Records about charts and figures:
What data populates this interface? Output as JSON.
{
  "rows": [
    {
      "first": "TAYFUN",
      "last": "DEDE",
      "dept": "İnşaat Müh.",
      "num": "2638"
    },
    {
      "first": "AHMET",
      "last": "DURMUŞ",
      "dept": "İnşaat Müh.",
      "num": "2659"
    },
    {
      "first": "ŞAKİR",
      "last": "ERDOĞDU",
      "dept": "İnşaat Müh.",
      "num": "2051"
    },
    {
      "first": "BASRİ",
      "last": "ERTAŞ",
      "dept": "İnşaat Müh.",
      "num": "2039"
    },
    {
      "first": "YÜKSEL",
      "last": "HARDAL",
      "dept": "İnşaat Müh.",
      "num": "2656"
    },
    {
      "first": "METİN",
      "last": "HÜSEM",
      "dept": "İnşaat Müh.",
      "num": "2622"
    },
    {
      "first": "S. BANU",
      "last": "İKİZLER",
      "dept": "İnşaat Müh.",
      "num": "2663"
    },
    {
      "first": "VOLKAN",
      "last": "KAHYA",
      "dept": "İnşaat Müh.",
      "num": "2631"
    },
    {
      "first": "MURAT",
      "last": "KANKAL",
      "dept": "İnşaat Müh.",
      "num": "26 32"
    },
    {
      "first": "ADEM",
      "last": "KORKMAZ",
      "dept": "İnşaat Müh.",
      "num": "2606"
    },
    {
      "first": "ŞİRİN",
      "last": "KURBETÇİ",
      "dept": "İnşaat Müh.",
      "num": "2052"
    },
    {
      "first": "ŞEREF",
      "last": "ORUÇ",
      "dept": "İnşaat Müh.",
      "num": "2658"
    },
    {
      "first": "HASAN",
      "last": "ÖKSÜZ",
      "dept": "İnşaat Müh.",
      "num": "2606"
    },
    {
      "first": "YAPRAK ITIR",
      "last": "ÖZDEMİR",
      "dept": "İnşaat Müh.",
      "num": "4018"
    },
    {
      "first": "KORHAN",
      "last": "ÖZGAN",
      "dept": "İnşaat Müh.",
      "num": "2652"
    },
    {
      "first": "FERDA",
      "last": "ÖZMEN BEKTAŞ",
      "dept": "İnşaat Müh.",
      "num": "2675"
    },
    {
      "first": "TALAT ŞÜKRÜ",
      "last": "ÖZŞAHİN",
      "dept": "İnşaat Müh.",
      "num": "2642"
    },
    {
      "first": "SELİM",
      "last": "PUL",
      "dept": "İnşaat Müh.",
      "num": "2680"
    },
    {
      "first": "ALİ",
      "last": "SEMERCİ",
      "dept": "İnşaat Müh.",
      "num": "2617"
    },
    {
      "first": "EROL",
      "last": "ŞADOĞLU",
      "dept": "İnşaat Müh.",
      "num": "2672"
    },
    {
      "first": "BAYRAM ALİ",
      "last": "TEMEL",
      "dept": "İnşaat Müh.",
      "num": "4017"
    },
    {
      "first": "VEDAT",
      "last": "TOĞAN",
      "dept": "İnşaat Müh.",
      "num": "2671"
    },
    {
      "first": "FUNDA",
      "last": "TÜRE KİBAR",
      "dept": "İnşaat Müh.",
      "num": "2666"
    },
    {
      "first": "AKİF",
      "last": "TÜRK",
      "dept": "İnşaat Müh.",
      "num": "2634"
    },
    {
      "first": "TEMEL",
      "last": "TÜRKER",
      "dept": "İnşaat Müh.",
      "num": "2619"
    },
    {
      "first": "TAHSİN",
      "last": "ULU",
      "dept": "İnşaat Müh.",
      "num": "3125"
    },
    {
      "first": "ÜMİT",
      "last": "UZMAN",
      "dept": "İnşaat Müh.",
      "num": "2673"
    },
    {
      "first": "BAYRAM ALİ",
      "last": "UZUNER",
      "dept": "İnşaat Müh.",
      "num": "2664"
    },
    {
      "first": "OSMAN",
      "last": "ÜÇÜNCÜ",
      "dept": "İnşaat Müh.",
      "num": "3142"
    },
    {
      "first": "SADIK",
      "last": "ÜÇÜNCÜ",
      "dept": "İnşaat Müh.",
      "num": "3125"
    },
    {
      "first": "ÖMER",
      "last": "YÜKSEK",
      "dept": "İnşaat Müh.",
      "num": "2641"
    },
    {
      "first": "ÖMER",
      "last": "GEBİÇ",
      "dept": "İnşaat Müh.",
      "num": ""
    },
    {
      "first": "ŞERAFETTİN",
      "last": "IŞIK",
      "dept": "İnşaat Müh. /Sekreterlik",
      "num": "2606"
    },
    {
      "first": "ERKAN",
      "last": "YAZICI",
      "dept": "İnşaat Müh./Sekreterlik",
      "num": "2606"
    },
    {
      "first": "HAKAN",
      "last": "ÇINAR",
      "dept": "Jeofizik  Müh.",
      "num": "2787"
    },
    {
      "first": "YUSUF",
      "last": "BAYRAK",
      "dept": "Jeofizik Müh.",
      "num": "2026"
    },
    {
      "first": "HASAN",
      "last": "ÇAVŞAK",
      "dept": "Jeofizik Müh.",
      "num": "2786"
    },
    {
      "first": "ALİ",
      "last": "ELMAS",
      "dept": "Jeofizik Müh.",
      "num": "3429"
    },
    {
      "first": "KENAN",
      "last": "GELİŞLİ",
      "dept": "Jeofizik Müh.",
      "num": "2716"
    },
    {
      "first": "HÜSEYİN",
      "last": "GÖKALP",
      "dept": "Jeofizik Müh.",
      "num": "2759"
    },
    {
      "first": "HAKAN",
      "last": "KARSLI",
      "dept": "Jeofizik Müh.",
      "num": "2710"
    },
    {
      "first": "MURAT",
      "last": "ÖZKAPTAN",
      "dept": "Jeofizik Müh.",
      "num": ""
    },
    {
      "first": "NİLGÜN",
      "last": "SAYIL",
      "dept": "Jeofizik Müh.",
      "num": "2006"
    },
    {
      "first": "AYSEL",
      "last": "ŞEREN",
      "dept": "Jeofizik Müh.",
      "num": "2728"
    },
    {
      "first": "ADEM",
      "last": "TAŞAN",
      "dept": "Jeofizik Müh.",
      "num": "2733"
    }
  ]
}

• **WHAT THIS TASK INVOLVES**: Go through the entries and repeat each one exactly.

• **OUTPUT FOR THIS EXERCISE**:
What data populates this interface? Output as JSON.
{
  "rows": [
    {
      "first": "TAYFUN",
      "last": "DEDE",
      "dept": "İnşaat Müh.",
      "num": "2638"
    },
    {
      "first": "AHMET",
      "last": "DURMUŞ",
      "dept": "İnşaat Müh.",
      "num": "2659"
    },
    {
      "first": "ŞAKİR",
      "last": "ERDOĞDU",
      "dept": "İnşaat Müh.",
      "num": "2051"
    },
    {
      "first": "BASRİ",
      "last": "ERTAŞ",
      "dept": "İnşaat Müh.",
      "num": "2039"
    },
    {
      "first": "YÜKSEL",
      "last": "HARDAL",
      "dept": "İnşaat Müh.",
      "num": "2656"
    },
    {
      "first": "METİN",
      "last": "HÜSEM",
      "dept": "İnşaat Müh.",
      "num": "2622"
    },
    {
      "first": "S. BANU",
      "last": "İKİZLER",
      "dept": "İnşaat Müh.",
      "num": "2663"
    },
    {
      "first": "VOLKAN",
      "last": "KAHYA",
      "dept": "İnşaat Müh.",
      "num": "2631"
    },
    {
      "first": "MURAT",
      "last": "KANKAL",
      "dept": "İnşaat Müh.",
      "num": "26 32"
    },
    {
      "first": "ADEM",
      "last": "KORKMAZ",
      "dept": "İnşaat Müh.",
      "num": "2606"
    },
    {
      "first": "ŞİRİN",
      "last": "KURBETÇİ",
      "dept": "İnşaat Müh.",
      "num": "2052"
    },
    {
      "first": "ŞEREF",
      "last": "ORUÇ",
      "dept": "İnşaat Müh.",
      "num": "2658"
    },
    {
      "first": "HASAN",
      "last": "ÖKSÜZ",
      "dept": "İnşaat Müh.",
      "num": "2606"
    },
    {
      "first": "YAPRAK ITIR",
      "last": "ÖZDEMİR",
      "dept": "İnşaat Müh.",
      "num": "4018"
    },
    {
      "first": "KORHAN",
      "last": "ÖZGAN",
      "dept": "İnşaat Müh.",
      "num": "2652"
    },
    {
      "first": "FERDA",
      "last": "ÖZMEN BEKTAŞ",
      "dept": "İnşaat Müh.",
      "num": "2675"
    },
    {
      "first": "TALAT ŞÜKRÜ",
      "last": "ÖZŞAHİN",
      "dept": "İnşaat Müh.",
      "num": "2642"
    },
    {
      "first": "SELİM",
      "last": "PUL",
      "dept": "İnşaat Müh.",
      "num": "2680"
    },
    {
      "first": "ALİ",
      "last": "SEMERCİ",
      "dept": "İnşaat Müh.",
      "num": "2617"
    },
    {
      "first": "EROL",
      "last": "ŞADOĞLU",
      "dept": "İnşaat Müh.",
      "num": "2672"
    },
    {
      "first": "BAYRAM ALİ",
      "last": "TEMEL",
      "dept": "İnşaat Müh.",
      "num": "4017"
    },
    {
      "first": "VEDAT",
      "last": "TOĞAN",
      "dept": "İnşaat Müh.",
      "num": "2671"
    },
    {
      "first": "FUNDA",
      "last": "TÜRE KİBAR",
      "dept": "İnşaat Müh.",
      "num": "2666"
    },
    {
      "first": "AKİF",
      "last": "TÜRK",
      "dept": "İnşaat Müh.",
      "num": "2634"
    },
    {
      "first": "TEMEL",
      "last": "TÜRKER",
      "dept": "İnşaat Müh.",
      "num": "2619"
    },
    {
      "first": "TAHSİN",
      "last": "ULU",
      "dept": "İnşaat Müh.",
      "num": "3125"
    },
    {
      "first": "ÜMİT",
      "last": "UZMAN",
      "dept": "İnşaat Müh.",
      "num": "2673"
    },
    {
      "first": "BAYRAM ALİ",
      "last": "UZUNER",
      "dept": "İnşaat Müh.",
      "num": "2664"
    },
    {
      "first": "OSMAN",
      "last": "ÜÇÜNCÜ",
      "dept": "İnşaat Müh.",
      "num": "3142"
    },
    {
      "first": "SADIK",
      "last": "ÜÇÜNCÜ",
      "dept": "İnşaat Müh.",
      "num": "3125"
    },
    {
      "first": "ÖMER",
      "last": "YÜKSEK",
      "dept": "İnşaat Müh.",
      "num": "2641"
    },
    {
      "first": "ÖMER",
      "last": "GEBİÇ",
      "dept": "İnşaat Müh.",
      "num": ""
    },
    {
      "first": "ŞERAFETTİN",
      "last": "IŞIK",
      "dept": "İnşaat Müh. /Sekreterlik",
      "num": "2606"
    },
    {
      "first": "ERKAN",
      "last": "YAZICI",
      "dept": "İnşaat Müh./Sekreterlik",
      "num": "2606"
    },
    {
      "first": "HAKAN",
      "last": "ÇINAR",
      "dept": "Jeofizik  Müh.",
      "num": "2787"
    },
    {
      "first": "YUSUF",
      "last": "BAYRAK",
      "dept": "Jeofizik Müh.",
      "num": "2026"
    },
    {
      "first": "HASAN",
      "last": "ÇAVŞAK",
      "dept": "Jeofizik Müh.",
      "num": "2786"
    },
    {
      "first": "ALİ",
      "last": "ELMAS",
      "dept": "Jeofizik Müh.",
      "num": "3429"
    },
    {
      "first": "KENAN",
      "last": "GELİŞLİ",
      "dept": "Jeofizik Müh.",
      "num": "2716"
    },
    {
      "first": "HÜSEYİN",
      "last": "GÖKALP",
      "dept": "Jeofizik Müh.",
      "num": "2759"
    },
    {
      "first": "HAKAN",
      "last": "KARSLI",
      "dept": "Jeofizik Müh.",
      "num": "2710"
    },
    {
      "first": "MURAT",
      "last": "ÖZKAPTAN",
      "dept": "Jeofizik Müh.",
      "num": ""
    },
    {
      "first": "NİLGÜN",
      "last": "SAYIL",
      "dept": "Jeofizik Müh.",
      "num": "2006"
    },
    {
      "first": "AYSEL",
      "last": "ŞEREN",
      "dept": "Jeofizik Müh.",
      "num": "2728"
    },
    {
      "first": "ADEM",
      "last": "TAŞAN",
      "dept": "Jeofizik Müh.",
      "num": "2733"
    }
  ]
}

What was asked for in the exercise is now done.